The problem: Look through the records below and collect all lines that hold the string "PHYSICIAN".

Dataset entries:
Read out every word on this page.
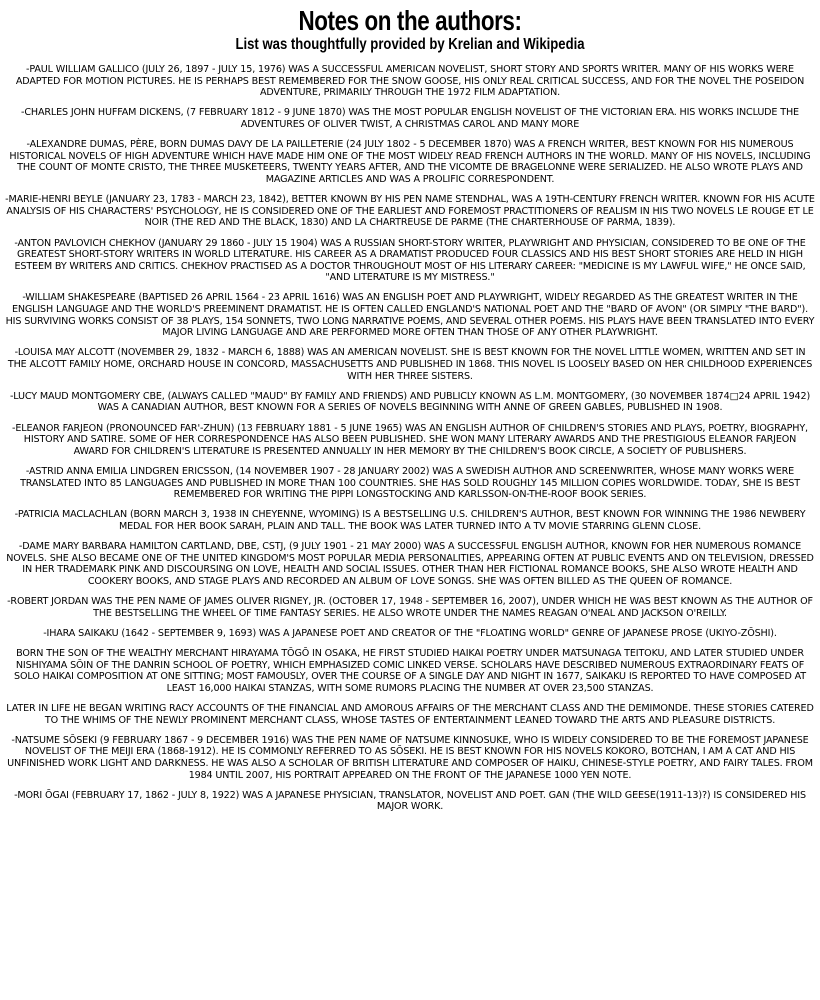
Notes on the authors:
List was thoughtfully provided by Krelian and Wikipedia

-PAUL WILLIAM GALLICO (JULY 26, 1897 - JULY 15, 1976) WAS A SUCCESSFUL AMERICAN NOVELIST, SHORT STORY AND SPORTS WRITER. MANY OF HIS WORKS WERE ADAPTED FOR MOTION PICTURES. HE IS PERHAPS BEST REMEMBERED FOR THE SNOW GOOSE, HIS ONLY REAL CRITICAL SUCCESS, AND FOR THE NOVEL THE POSEIDON ADVENTURE, PRIMARILY THROUGH THE 1972 FILM ADAPTATION.

-CHARLES JOHN HUFFAM DICKENS, (7 FEBRUARY 1812 - 9 JUNE 1870) WAS THE MOST POPULAR ENGLISH NOVELIST OF THE VICTORIAN ERA. HIS WORKS INCLUDE THE ADVENTURES OF OLIVER TWIST, A CHRISTMAS CAROL AND MANY MORE

-ALEXANDRE DUMAS, PÈRE, BORN DUMAS DAVY DE LA PAILLETERIE (24 JULY 1802 - 5 DECEMBER 1870) WAS A FRENCH WRITER, BEST KNOWN FOR HIS NUMEROUS HISTORICAL NOVELS OF HIGH ADVENTURE WHICH HAVE MADE HIM ONE OF THE MOST WIDELY READ FRENCH AUTHORS IN THE WORLD. MANY OF HIS NOVELS, INCLUDING THE COUNT OF MONTE CRISTO, THE THREE MUSKETEERS, TWENTY YEARS AFTER, AND THE VICOMTE DE BRAGELONNE WERE SERIALIZED. HE ALSO WROTE PLAYS AND MAGAZINE ARTICLES AND WAS A PROLIFIC CORRESPONDENT.

-MARIE-HENRI BEYLE (JANUARY 23, 1783 - MARCH 23, 1842), BETTER KNOWN BY HIS PEN NAME STENDHAL, WAS A 19TH-CENTURY FRENCH WRITER. KNOWN FOR HIS ACUTE ANALYSIS OF HIS CHARACTERS' PSYCHOLOGY, HE IS CONSIDERED ONE OF THE EARLIEST AND FOREMOST PRACTITIONERS OF REALISM IN HIS TWO NOVELS LE ROUGE ET LE NOIR (THE RED AND THE BLACK, 1830) AND LA CHARTREUSE DE PARME (THE CHARTERHOUSE OF PARMA, 1839).

-ANTON PAVLOVICH CHEKHOV (JANUARY 29 1860 - JULY 15 1904) WAS A RUSSIAN SHORT-STORY WRITER, PLAYWRIGHT AND PHYSICIAN, CONSIDERED TO BE ONE OF THE GREATEST SHORT-STORY WRITERS IN WORLD LITERATURE. HIS CAREER AS A DRAMATIST PRODUCED FOUR CLASSICS AND HIS BEST SHORT STORIES ARE HELD IN HIGH ESTEEM BY WRITERS AND CRITICS. CHEKHOV PRACTISED AS A DOCTOR THROUGHOUT MOST OF HIS LITERARY CAREER: "MEDICINE IS MY LAWFUL WIFE," HE ONCE SAID, "AND LITERATURE IS MY MISTRESS."

-WILLIAM SHAKESPEARE (BAPTISED 26 APRIL 1564 - 23 APRIL 1616) WAS AN ENGLISH POET AND PLAYWRIGHT, WIDELY REGARDED AS THE GREATEST WRITER IN THE ENGLISH LANGUAGE AND THE WORLD'S PREEMINENT DRAMATIST. HE IS OFTEN CALLED ENGLAND'S NATIONAL POET AND THE "BARD OF AVON" (OR SIMPLY "THE BARD"). HIS SURVIVING WORKS CONSIST OF 38 PLAYS, 154 SONNETS, TWO LONG NARRATIVE POEMS, AND SEVERAL OTHER POEMS. HIS PLAYS HAVE BEEN TRANSLATED INTO EVERY MAJOR LIVING LANGUAGE AND ARE PERFORMED MORE OFTEN THAN THOSE OF ANY OTHER PLAYWRIGHT.

-LOUISA MAY ALCOTT (NOVEMBER 29, 1832 - MARCH 6, 1888) WAS AN AMERICAN NOVELIST. SHE IS BEST KNOWN FOR THE NOVEL LITTLE WOMEN, WRITTEN AND SET IN THE ALCOTT FAMILY HOME, ORCHARD HOUSE IN CONCORD, MASSACHUSETTS AND PUBLISHED IN 1868. THIS NOVEL IS LOOSELY BASED ON HER CHILDHOOD EXPERIENCES WITH HER THREE SISTERS.

-LUCY MAUD MONTGOMERY CBE, (ALWAYS CALLED "MAUD" BY FAMILY AND FRIENDS) AND PUBLICLY KNOWN AS L.M. MONTGOMERY, (30 NOVEMBER 1874□24 APRIL 1942) WAS A CANADIAN AUTHOR, BEST KNOWN FOR A SERIES OF NOVELS BEGINNING WITH ANNE OF GREEN GABLES, PUBLISHED IN 1908.

-ELEANOR FARJEON (PRONOUNCED FAR'-ZHUN) (13 FEBRUARY 1881 - 5 JUNE 1965) WAS AN ENGLISH AUTHOR OF CHILDREN'S STORIES AND PLAYS, POETRY, BIOGRAPHY, HISTORY AND SATIRE. SOME OF HER CORRESPONDENCE HAS ALSO BEEN PUBLISHED. SHE WON MANY LITERARY AWARDS AND THE PRESTIGIOUS ELEANOR FARJEON AWARD FOR CHILDREN'S LITERATURE IS PRESENTED ANNUALLY IN HER MEMORY BY THE CHILDREN'S BOOK CIRCLE, A SOCIETY OF PUBLISHERS.

-ASTRID ANNA EMILIA LINDGREN ERICSSON, (14 NOVEMBER 1907 - 28 JANUARY 2002) WAS A SWEDISH AUTHOR AND SCREENWRITER, WHOSE MANY WORKS WERE TRANSLATED INTO 85 LANGUAGES AND PUBLISHED IN MORE THAN 100 COUNTRIES. SHE HAS SOLD ROUGHLY 145 MILLION COPIES WORLDWIDE. TODAY, SHE IS BEST REMEMBERED FOR WRITING THE PIPPI LONGSTOCKING AND KARLSSON-ON-THE-ROOF BOOK SERIES.

-PATRICIA MACLACHLAN (BORN MARCH 3, 1938 IN CHEYENNE, WYOMING) IS A BESTSELLING U.S. CHILDREN'S AUTHOR, BEST KNOWN FOR WINNING THE 1986 NEWBERY MEDAL FOR HER BOOK SARAH, PLAIN AND TALL. THE BOOK WAS LATER TURNED INTO A TV MOVIE STARRING GLENN CLOSE.

-DAME MARY BARBARA HAMILTON CARTLAND, DBE, CSTJ, (9 JULY 1901 - 21 MAY 2000) WAS A SUCCESSFUL ENGLISH AUTHOR, KNOWN FOR HER NUMEROUS ROMANCE NOVELS. SHE ALSO BECAME ONE OF THE UNITED KINGDOM'S MOST POPULAR MEDIA PERSONALITIES, APPEARING OFTEN AT PUBLIC EVENTS AND ON TELEVISION, DRESSED IN HER TRADEMARK PINK AND DISCOURSING ON LOVE, HEALTH AND SOCIAL ISSUES. OTHER THAN HER FICTIONAL ROMANCE BOOKS, SHE ALSO WROTE HEALTH AND COOKERY BOOKS, AND STAGE PLAYS AND RECORDED AN ALBUM OF LOVE SONGS. SHE WAS OFTEN BILLED AS THE QUEEN OF ROMANCE.

-ROBERT JORDAN WAS THE PEN NAME OF JAMES OLIVER RIGNEY, JR. (OCTOBER 17, 1948 - SEPTEMBER 16, 2007), UNDER WHICH HE WAS BEST KNOWN AS THE AUTHOR OF THE BESTSELLING THE WHEEL OF TIME FANTASY SERIES. HE ALSO WROTE UNDER THE NAMES REAGAN O'NEAL AND JACKSON O'REILLY.

-IHARA SAIKAKU (1642 - SEPTEMBER 9, 1693) WAS A JAPANESE POET AND CREATOR OF THE "FLOATING WORLD" GENRE OF JAPANESE PROSE (UKIYO-ZŌSHI).

BORN THE SON OF THE WEALTHY MERCHANT HIRAYAMA TŌGŌ IN OSAKA, HE FIRST STUDIED HAIKAI POETRY UNDER MATSUNAGA TEITOKU, AND LATER STUDIED UNDER NISHIYAMA SŌIN OF THE DANRIN SCHOOL OF POETRY, WHICH EMPHASIZED COMIC LINKED VERSE. SCHOLARS HAVE DESCRIBED NUMEROUS EXTRAORDINARY FEATS OF SOLO HAIKAI COMPOSITION AT ONE SITTING; MOST FAMOUSLY, OVER THE COURSE OF A SINGLE DAY AND NIGHT IN 1677, SAIKAKU IS REPORTED TO HAVE COMPOSED AT LEAST 16,000 HAIKAI STANZAS, WITH SOME RUMORS PLACING THE NUMBER AT OVER 23,500 STANZAS.

LATER IN LIFE HE BEGAN WRITING RACY ACCOUNTS OF THE FINANCIAL AND AMOROUS AFFAIRS OF THE MERCHANT CLASS AND THE DEMIMONDE. THESE STORIES CATERED TO THE WHIMS OF THE NEWLY PROMINENT MERCHANT CLASS, WHOSE TASTES OF ENTERTAINMENT LEANED TOWARD THE ARTS AND PLEASURE DISTRICTS.

-NATSUME SŌSEKI (9 FEBRUARY 1867 - 9 DECEMBER 1916) WAS THE PEN NAME OF NATSUME KINNOSUKE, WHO IS WIDELY CONSIDERED TO BE THE FOREMOST JAPANESE NOVELIST OF THE MEIJI ERA (1868-1912). HE IS COMMONLY REFERRED TO AS SŌSEKI. HE IS BEST KNOWN FOR HIS NOVELS KOKORO, BOTCHAN, I AM A CAT AND HIS UNFINISHED WORK LIGHT AND DARKNESS. HE WAS ALSO A SCHOLAR OF BRITISH LITERATURE AND COMPOSER OF HAIKU, CHINESE-STYLE POETRY, AND FAIRY TALES. FROM 1984 UNTIL 2007, HIS PORTRAIT APPEARED ON THE FRONT OF THE JAPANESE 1000 YEN NOTE.

-MORI ŌGAI (FEBRUARY 17, 1862 - JULY 8, 1922) WAS A JAPANESE PHYSICIAN, TRANSLATOR, NOVELIST AND POET. GAN (THE WILD GEESE(1911-13)?) IS CONSIDERED HIS MAJOR WORK.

Expected answer:
-ANTON PAVLOVICH CHEKHOV (JANUARY 29 1860 - JULY 15 1904) WAS A RUSSIAN SHORT-STORY WRITER, PLAYWRIGHT AND PHYSICIAN, CONSIDERED TO BE ONE OF THE GREATEST SHORT-STORY WRITERS IN WORLD LITERATURE. HIS CAREER AS A DRAMATIST PRODUCED FOUR CLASSICS AND HIS BEST SHORT STORIES ARE HELD IN HIGH ESTEEM BY WRITERS AND CRITICS. CHEKHOV PRACTISED AS A DOCTOR THROUGHOUT MOST OF HIS LITERARY CAREER: "MEDICINE IS MY LAWFUL WIFE," HE ONCE SAID, "AND LITERATURE IS MY MISTRESS."
-MORI ŌGAI (FEBRUARY 17, 1862 - JULY 8, 1922) WAS A JAPANESE PHYSICIAN, TRANSLATOR, NOVELIST AND POET. GAN (THE WILD GEESE(1911-13)?) IS CONSIDERED HIS MAJOR WORK.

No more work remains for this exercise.